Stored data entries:
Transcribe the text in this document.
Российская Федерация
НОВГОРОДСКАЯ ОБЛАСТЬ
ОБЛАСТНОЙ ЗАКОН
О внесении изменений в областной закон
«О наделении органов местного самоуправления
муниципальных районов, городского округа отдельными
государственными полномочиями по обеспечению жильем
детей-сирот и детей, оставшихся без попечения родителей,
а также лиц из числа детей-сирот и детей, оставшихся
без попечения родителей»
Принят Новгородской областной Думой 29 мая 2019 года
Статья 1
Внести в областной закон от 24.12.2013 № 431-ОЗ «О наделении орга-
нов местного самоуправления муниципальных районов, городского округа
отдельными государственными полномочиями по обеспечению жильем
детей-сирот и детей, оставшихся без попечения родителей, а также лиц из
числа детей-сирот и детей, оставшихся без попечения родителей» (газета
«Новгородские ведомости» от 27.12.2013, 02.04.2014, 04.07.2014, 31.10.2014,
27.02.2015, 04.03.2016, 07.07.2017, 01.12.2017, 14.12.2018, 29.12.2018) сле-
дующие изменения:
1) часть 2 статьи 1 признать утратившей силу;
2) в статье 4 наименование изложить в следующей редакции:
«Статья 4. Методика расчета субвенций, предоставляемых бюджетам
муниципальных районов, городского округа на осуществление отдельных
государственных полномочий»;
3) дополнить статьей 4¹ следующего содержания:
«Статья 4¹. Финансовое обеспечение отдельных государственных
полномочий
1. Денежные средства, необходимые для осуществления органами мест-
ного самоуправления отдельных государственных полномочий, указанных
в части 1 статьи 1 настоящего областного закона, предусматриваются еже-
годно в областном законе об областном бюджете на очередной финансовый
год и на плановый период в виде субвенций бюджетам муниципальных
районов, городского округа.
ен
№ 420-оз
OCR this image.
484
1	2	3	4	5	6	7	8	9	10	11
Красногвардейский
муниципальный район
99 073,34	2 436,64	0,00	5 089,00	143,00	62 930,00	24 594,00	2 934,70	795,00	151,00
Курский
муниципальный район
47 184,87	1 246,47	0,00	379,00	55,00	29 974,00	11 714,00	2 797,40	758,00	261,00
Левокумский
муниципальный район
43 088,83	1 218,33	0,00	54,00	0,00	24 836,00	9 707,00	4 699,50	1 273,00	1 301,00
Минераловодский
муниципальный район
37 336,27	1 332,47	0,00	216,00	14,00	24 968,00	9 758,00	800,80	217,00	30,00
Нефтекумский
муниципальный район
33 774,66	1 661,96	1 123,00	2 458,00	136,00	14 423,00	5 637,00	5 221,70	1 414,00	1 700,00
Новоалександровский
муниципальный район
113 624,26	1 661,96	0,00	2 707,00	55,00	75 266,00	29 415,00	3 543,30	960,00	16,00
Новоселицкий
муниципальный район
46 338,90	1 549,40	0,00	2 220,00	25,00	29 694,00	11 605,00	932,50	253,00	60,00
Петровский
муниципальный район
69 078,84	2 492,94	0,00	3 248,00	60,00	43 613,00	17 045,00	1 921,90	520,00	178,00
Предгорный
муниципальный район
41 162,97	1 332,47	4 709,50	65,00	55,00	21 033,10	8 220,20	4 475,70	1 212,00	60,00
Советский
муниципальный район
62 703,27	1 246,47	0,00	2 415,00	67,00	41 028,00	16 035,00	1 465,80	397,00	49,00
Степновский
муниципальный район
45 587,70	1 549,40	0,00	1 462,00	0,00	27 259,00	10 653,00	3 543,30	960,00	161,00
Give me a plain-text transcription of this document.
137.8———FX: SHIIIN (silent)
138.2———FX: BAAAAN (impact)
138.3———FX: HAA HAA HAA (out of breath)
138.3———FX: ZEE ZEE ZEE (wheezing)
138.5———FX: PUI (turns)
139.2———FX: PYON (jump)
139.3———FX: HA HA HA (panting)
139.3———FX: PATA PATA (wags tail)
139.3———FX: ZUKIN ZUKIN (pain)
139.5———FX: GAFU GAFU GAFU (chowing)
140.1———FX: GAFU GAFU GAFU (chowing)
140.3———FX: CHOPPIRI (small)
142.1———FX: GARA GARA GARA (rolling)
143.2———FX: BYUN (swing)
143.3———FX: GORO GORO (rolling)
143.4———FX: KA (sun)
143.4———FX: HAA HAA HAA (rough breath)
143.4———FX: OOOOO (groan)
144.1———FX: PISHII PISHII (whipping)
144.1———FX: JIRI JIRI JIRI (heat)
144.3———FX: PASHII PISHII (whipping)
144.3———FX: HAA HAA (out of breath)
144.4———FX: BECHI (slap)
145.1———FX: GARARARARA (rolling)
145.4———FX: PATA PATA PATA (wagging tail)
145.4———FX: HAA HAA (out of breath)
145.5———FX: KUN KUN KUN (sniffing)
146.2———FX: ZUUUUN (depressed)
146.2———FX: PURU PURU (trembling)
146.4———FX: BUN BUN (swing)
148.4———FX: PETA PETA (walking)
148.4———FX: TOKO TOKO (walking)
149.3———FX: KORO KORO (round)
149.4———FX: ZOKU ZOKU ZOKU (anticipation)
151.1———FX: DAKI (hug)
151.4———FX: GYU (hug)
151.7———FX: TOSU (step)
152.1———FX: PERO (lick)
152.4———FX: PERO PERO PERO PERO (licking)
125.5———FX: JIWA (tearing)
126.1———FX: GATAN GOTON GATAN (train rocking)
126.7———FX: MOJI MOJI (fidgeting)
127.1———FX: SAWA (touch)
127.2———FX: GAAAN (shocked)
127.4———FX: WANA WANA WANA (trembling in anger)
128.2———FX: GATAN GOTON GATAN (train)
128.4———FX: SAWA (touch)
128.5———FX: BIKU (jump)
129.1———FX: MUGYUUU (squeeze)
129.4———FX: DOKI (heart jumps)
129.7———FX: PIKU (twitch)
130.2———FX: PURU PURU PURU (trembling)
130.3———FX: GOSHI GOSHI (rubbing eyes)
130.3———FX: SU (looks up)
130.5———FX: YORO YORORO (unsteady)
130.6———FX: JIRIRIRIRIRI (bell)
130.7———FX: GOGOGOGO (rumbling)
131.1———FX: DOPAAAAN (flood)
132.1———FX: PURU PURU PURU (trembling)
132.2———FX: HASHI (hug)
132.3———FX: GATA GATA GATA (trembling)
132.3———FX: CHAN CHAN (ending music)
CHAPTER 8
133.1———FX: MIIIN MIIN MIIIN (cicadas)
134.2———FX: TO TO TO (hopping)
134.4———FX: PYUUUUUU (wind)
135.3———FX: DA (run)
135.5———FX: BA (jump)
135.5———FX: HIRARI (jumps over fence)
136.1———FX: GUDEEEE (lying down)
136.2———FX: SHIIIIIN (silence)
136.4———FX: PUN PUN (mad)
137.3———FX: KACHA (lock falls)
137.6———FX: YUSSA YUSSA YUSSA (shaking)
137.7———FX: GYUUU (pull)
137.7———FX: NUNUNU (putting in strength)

Instructions to follow: From the listing above, reproduce all the lines exactly.

The response:
Transcribe the text in this document.
Российская Федерация
НОВГОРОДСКАЯ ОБЛАСТЬ
ОБЛАСТНОЙ ЗАКОН
О внесении изменений в областной закон
«О наделении органов местного самоуправления
муниципальных районов, городского округа отдельными
государственными полномочиями по обеспечению жильем
детей-сирот и детей, оставшихся без попечения родителей,
а также лиц из числа детей-сирот и детей, оставшихся
без попечения родителей»
Принят Новгородской областной Думой 29 мая 2019 года
Статья 1
Внести в областной закон от 24.12.2013 № 431-ОЗ «О наделении орга-
нов местного самоуправления муниципальных районов, городского округа
отдельными государственными полномочиями по обеспечению жильем
детей-сирот и детей, оставшихся без попечения родителей, а также лиц из
числа детей-сирот и детей, оставшихся без попечения родителей» (газета
«Новгородские ведомости» от 27.12.2013, 02.04.2014, 04.07.2014, 31.10.2014,
27.02.2015, 04.03.2016, 07.07.2017, 01.12.2017, 14.12.2018, 29.12.2018) сле-
дующие изменения:
1) часть 2 статьи 1 признать утратившей силу;
2) в статье 4 наименование изложить в следующей редакции:
«Статья 4. Методика расчета субвенций, предоставляемых бюджетам
муниципальных районов, городского округа на осуществление отдельных
государственных полномочий»;
3) дополнить статьей 4¹ следующего содержания:
«Статья 4¹. Финансовое обеспечение отдельных государственных
полномочий
1. Денежные средства, необходимые для осуществления органами мест-
ного самоуправления отдельных государственных полномочий, указанных
в части 1 статьи 1 настоящего областного закона, предусматриваются еже-
годно в областном законе об областном бюджете на очередной финансовый
год и на плановый период в виде субвенций бюджетам муниципальных
районов, городского округа.
ен
№ 420-оз
OCR this image.
484
1	2	3	4	5	6	7	8	9	10	11
Красногвардейский
муниципальный район
99 073,34	2 436,64	0,00	5 089,00	143,00	62 930,00	24 594,00	2 934,70	795,00	151,00
Курский
муниципальный район
47 184,87	1 246,47	0,00	379,00	55,00	29 974,00	11 714,00	2 797,40	758,00	261,00
Левокумский
муниципальный район
43 088,83	1 218,33	0,00	54,00	0,00	24 836,00	9 707,00	4 699,50	1 273,00	1 301,00
Минераловодский
муниципальный район
37 336,27	1 332,47	0,00	216,00	14,00	24 968,00	9 758,00	800,80	217,00	30,00
Нефтекумский
муниципальный район
33 774,66	1 661,96	1 123,00	2 458,00	136,00	14 423,00	5 637,00	5 221,70	1 414,00	1 700,00
Новоалександровский
муниципальный район
113 624,26	1 661,96	0,00	2 707,00	55,00	75 266,00	29 415,00	3 543,30	960,00	16,00
Новоселицкий
муниципальный район
46 338,90	1 549,40	0,00	2 220,00	25,00	29 694,00	11 605,00	932,50	253,00	60,00
Петровский
муниципальный район
69 078,84	2 492,94	0,00	3 248,00	60,00	43 613,00	17 045,00	1 921,90	520,00	178,00
Предгорный
муниципальный район
41 162,97	1 332,47	4 709,50	65,00	55,00	21 033,10	8 220,20	4 475,70	1 212,00	60,00
Советский
муниципальный район
62 703,27	1 246,47	0,00	2 415,00	67,00	41 028,00	16 035,00	1 465,80	397,00	49,00
Степновский
муниципальный район
45 587,70	1 549,40	0,00	1 462,00	0,00	27 259,00	10 653,00	3 543,30	960,00	161,00
Give me a plain-text transcription of this document.
137.8———FX: SHIIIN (silent)
138.2———FX: BAAAAN (impact)
138.3———FX: HAA HAA HAA (out of breath)
138.3———FX: ZEE ZEE ZEE (wheezing)
138.5———FX: PUI (turns)
139.2———FX: PYON (jump)
139.3———FX: HA HA HA (panting)
139.3———FX: PATA PATA (wags tail)
139.3———FX: ZUKIN ZUKIN (pain)
139.5———FX: GAFU GAFU GAFU (chowing)
140.1———FX: GAFU GAFU GAFU (chowing)
140.3———FX: CHOPPIRI (small)
142.1———FX: GARA GARA GARA (rolling)
143.2———FX: BYUN (swing)
143.3———FX: GORO GORO (rolling)
143.4———FX: KA (sun)
143.4———FX: HAA HAA HAA (rough breath)
143.4———FX: OOOOO (groan)
144.1———FX: PISHII PISHII (whipping)
144.1———FX: JIRI JIRI JIRI (heat)
144.3———FX: PASHII PISHII (whipping)
144.3———FX: HAA HAA (out of breath)
144.4———FX: BECHI (slap)
145.1———FX: GARARARARA (rolling)
145.4———FX: PATA PATA PATA (wagging tail)
145.4———FX: HAA HAA (out of breath)
145.5———FX: KUN KUN KUN (sniffing)
146.2———FX: ZUUUUN (depressed)
146.2———FX: PURU PURU (trembling)
146.4———FX: BUN BUN (swing)
148.4———FX: PETA PETA (walking)
148.4———FX: TOKO TOKO (walking)
149.3———FX: KORO KORO (round)
149.4———FX: ZOKU ZOKU ZOKU (anticipation)
151.1———FX: DAKI (hug)
151.4———FX: GYU (hug)
151.7———FX: TOSU (step)
152.1———FX: PERO (lick)
152.4———FX: PERO PERO PERO PERO (licking)
125.5———FX: JIWA (tearing)
126.1———FX: GATAN GOTON GATAN (train rocking)
126.7———FX: MOJI MOJI (fidgeting)
127.1———FX: SAWA (touch)
127.2———FX: GAAAN (shocked)
127.4———FX: WANA WANA WANA (trembling in anger)
128.2———FX: GATAN GOTON GATAN (train)
128.4———FX: SAWA (touch)
128.5———FX: BIKU (jump)
129.1———FX: MUGYUUU (squeeze)
129.4———FX: DOKI (heart jumps)
129.7———FX: PIKU (twitch)
130.2———FX: PURU PURU PURU (trembling)
130.3———FX: GOSHI GOSHI (rubbing eyes)
130.3———FX: SU (looks up)
130.5———FX: YORO YORORO (unsteady)
130.6———FX: JIRIRIRIRIRI (bell)
130.7———FX: GOGOGOGO (rumbling)
131.1———FX: DOPAAAAN (flood)
132.1———FX: PURU PURU PURU (trembling)
132.2———FX: HASHI (hug)
132.3———FX: GATA GATA GATA (trembling)
132.3———FX: CHAN CHAN (ending music)
CHAPTER 8
133.1———FX: MIIIN MIIN MIIIN (cicadas)
134.2———FX: TO TO TO (hopping)
134.4———FX: PYUUUUUU (wind)
135.3———FX: DA (run)
135.5———FX: BA (jump)
135.5———FX: HIRARI (jumps over fence)
136.1———FX: GUDEEEE (lying down)
136.2———FX: SHIIIIIN (silence)
136.4———FX: PUN PUN (mad)
137.3———FX: KACHA (lock falls)
137.6———FX: YUSSA YUSSA YUSSA (shaking)
137.7———FX: GYUUU (pull)
137.7———FX: NUNUNU (putting in strength)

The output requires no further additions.